Task directions:
Each line that includes "funkcií" counts once; give the total and nothing besides.

»»

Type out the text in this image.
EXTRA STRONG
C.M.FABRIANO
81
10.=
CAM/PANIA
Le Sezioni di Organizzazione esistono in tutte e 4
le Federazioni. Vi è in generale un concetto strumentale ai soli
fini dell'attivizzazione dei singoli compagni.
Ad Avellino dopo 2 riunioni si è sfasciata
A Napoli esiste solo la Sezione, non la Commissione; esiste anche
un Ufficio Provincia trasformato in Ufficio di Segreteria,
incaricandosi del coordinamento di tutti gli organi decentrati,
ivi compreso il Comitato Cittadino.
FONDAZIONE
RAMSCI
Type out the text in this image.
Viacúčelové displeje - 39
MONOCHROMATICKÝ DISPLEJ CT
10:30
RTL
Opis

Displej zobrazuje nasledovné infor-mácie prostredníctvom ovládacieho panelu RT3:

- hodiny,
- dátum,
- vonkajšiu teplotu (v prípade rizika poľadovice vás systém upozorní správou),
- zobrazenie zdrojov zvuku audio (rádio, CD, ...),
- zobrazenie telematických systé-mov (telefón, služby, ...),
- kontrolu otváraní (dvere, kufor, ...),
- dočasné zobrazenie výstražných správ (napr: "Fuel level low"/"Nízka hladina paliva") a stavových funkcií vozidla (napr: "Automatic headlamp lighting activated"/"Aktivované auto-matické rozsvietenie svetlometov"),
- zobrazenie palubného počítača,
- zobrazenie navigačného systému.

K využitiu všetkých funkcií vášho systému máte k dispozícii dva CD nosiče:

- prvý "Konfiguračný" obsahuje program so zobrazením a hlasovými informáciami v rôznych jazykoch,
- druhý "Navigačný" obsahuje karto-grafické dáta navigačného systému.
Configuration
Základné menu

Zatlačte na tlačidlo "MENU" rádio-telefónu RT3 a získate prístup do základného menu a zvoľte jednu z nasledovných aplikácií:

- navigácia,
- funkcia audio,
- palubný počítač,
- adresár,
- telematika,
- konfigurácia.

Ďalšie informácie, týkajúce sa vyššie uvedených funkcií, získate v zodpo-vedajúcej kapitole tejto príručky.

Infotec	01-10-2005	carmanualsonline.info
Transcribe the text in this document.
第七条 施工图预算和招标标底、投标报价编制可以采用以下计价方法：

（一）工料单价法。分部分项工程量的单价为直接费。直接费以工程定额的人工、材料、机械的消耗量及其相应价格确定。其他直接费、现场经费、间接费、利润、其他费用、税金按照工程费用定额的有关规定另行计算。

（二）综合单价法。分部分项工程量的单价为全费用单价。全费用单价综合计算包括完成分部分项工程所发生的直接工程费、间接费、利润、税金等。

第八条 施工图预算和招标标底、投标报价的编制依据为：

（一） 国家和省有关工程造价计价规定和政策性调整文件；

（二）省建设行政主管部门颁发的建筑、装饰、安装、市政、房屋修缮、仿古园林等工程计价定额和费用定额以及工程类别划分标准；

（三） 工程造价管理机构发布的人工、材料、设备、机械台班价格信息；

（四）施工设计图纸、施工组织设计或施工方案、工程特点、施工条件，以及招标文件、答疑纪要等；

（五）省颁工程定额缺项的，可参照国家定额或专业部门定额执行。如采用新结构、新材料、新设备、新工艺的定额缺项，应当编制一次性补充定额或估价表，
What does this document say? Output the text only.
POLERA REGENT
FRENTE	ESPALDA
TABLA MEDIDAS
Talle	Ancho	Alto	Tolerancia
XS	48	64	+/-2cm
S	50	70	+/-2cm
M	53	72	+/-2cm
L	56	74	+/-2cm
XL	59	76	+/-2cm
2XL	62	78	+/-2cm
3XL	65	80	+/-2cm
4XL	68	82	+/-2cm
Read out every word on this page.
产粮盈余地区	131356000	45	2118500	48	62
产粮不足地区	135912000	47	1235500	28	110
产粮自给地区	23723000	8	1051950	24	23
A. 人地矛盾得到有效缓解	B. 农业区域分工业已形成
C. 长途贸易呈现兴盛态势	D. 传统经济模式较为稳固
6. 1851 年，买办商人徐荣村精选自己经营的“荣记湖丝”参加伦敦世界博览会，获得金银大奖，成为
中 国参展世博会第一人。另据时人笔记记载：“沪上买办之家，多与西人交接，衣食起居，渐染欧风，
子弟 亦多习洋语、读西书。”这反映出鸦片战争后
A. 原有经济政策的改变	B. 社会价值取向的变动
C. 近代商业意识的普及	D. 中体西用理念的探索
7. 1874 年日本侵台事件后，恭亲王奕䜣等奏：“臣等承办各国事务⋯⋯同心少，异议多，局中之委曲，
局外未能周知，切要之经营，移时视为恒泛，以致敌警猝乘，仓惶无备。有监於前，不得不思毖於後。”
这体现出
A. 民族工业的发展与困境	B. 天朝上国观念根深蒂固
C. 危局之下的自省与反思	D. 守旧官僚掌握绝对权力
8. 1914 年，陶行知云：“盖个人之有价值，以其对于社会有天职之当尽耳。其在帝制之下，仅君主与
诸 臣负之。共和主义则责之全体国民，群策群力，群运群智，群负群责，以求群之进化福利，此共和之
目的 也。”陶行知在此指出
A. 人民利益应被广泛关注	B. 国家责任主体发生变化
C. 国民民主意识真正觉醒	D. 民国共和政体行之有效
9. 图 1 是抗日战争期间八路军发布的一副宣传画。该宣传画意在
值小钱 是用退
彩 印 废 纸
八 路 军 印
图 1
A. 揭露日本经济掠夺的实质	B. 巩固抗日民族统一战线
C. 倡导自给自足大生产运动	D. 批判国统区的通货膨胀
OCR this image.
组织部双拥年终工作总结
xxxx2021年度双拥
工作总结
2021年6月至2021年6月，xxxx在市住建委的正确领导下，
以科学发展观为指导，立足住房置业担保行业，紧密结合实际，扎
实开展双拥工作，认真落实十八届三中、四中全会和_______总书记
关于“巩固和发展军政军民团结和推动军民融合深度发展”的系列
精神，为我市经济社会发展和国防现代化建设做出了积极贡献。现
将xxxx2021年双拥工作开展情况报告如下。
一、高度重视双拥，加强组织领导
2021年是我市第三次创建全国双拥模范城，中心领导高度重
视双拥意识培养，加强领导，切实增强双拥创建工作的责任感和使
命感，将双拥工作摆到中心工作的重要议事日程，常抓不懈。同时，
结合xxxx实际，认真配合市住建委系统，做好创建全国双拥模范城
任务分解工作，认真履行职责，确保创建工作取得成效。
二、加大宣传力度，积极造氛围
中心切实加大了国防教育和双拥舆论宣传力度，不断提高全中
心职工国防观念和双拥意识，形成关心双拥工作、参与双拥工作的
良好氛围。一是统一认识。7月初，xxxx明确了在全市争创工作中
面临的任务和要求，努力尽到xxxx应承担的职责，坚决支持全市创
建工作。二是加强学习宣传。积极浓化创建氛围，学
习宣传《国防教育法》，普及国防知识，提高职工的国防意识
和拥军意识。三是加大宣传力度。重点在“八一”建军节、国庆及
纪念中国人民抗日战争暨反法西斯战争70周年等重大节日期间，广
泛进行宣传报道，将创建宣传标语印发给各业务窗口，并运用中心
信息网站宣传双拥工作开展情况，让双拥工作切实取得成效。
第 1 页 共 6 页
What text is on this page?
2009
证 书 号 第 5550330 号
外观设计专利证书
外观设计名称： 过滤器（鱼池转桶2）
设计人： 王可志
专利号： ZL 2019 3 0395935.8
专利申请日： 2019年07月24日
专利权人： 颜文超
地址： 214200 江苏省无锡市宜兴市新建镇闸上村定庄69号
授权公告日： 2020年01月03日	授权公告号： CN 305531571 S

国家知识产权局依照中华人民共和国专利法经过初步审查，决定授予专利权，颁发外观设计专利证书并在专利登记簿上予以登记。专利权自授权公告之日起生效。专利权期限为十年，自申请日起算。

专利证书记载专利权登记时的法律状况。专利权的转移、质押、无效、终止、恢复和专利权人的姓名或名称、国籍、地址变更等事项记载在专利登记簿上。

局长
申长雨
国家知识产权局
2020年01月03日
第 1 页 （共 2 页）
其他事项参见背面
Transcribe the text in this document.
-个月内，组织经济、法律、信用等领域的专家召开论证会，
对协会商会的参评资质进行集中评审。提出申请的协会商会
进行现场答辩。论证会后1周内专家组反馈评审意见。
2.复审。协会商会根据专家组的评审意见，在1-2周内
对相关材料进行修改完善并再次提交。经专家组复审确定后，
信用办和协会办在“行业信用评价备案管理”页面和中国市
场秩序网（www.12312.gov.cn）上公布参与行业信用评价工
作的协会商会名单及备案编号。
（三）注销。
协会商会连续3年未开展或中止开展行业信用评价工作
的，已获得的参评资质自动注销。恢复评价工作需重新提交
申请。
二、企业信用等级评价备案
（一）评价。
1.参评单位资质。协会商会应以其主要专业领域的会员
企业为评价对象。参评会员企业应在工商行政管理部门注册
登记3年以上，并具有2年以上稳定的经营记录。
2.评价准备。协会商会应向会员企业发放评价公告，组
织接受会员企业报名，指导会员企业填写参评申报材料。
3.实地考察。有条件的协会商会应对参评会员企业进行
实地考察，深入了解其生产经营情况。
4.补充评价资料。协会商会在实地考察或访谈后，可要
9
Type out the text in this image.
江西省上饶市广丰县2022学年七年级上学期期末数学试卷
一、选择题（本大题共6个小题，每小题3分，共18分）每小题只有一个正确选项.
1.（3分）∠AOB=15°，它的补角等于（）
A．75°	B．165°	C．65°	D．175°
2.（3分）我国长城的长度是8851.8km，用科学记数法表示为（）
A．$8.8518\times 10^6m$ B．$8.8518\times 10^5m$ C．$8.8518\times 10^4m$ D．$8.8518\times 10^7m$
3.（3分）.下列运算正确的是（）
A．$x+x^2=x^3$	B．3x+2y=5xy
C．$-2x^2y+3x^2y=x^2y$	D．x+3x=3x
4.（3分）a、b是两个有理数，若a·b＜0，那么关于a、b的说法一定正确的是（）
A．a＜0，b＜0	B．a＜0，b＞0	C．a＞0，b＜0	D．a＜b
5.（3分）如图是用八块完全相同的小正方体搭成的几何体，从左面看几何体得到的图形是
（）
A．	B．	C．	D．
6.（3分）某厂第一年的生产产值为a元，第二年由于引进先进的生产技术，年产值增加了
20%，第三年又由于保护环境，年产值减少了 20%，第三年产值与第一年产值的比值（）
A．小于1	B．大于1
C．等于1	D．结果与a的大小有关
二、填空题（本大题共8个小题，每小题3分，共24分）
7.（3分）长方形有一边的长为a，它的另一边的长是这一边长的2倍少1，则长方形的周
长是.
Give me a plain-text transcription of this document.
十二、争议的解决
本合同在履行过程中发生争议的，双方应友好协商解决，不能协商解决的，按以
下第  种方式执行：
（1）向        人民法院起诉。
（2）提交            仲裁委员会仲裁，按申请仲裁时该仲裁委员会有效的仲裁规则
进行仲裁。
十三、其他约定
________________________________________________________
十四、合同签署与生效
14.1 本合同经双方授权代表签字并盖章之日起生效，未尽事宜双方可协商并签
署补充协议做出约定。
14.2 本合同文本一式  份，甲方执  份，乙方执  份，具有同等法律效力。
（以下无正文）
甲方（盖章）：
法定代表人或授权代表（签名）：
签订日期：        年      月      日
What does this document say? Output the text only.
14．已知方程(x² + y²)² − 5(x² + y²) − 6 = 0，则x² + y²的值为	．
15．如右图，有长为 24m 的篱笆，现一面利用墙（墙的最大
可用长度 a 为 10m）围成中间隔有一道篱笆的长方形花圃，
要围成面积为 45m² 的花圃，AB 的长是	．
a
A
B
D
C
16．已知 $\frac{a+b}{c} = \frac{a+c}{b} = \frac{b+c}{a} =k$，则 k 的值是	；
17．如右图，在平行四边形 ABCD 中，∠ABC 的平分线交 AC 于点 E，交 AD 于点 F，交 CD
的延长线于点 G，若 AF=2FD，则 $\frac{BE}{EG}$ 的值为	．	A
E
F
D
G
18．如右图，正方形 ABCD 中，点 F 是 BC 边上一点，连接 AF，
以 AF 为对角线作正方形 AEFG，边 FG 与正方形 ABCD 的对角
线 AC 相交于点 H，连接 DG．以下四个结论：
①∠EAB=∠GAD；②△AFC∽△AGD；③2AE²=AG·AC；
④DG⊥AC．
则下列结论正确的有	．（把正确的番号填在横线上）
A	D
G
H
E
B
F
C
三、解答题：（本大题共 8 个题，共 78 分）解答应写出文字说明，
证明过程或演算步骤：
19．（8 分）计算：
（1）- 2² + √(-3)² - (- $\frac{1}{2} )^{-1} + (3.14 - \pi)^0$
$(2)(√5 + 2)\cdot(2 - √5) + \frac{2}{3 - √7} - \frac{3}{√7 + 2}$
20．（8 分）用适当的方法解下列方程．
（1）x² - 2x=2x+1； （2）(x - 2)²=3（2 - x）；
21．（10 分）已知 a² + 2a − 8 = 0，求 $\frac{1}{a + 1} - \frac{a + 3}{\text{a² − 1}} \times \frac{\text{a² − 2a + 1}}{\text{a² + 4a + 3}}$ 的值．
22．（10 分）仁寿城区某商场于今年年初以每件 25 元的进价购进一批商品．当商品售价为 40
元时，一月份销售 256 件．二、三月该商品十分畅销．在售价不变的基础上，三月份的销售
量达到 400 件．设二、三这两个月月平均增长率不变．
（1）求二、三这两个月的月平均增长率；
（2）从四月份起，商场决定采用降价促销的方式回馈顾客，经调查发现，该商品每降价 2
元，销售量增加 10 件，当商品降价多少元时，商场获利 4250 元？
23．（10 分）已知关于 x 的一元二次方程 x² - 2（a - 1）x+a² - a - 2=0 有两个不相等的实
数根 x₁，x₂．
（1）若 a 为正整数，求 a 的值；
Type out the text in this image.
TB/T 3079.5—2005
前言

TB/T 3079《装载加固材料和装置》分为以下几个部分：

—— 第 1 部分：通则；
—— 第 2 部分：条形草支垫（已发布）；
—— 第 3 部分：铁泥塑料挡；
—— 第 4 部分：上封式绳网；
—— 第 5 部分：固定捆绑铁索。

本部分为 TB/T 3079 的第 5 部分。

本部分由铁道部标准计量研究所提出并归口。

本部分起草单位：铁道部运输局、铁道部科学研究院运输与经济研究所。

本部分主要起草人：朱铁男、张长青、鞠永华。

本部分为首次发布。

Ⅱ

««

Result for this exercise:
3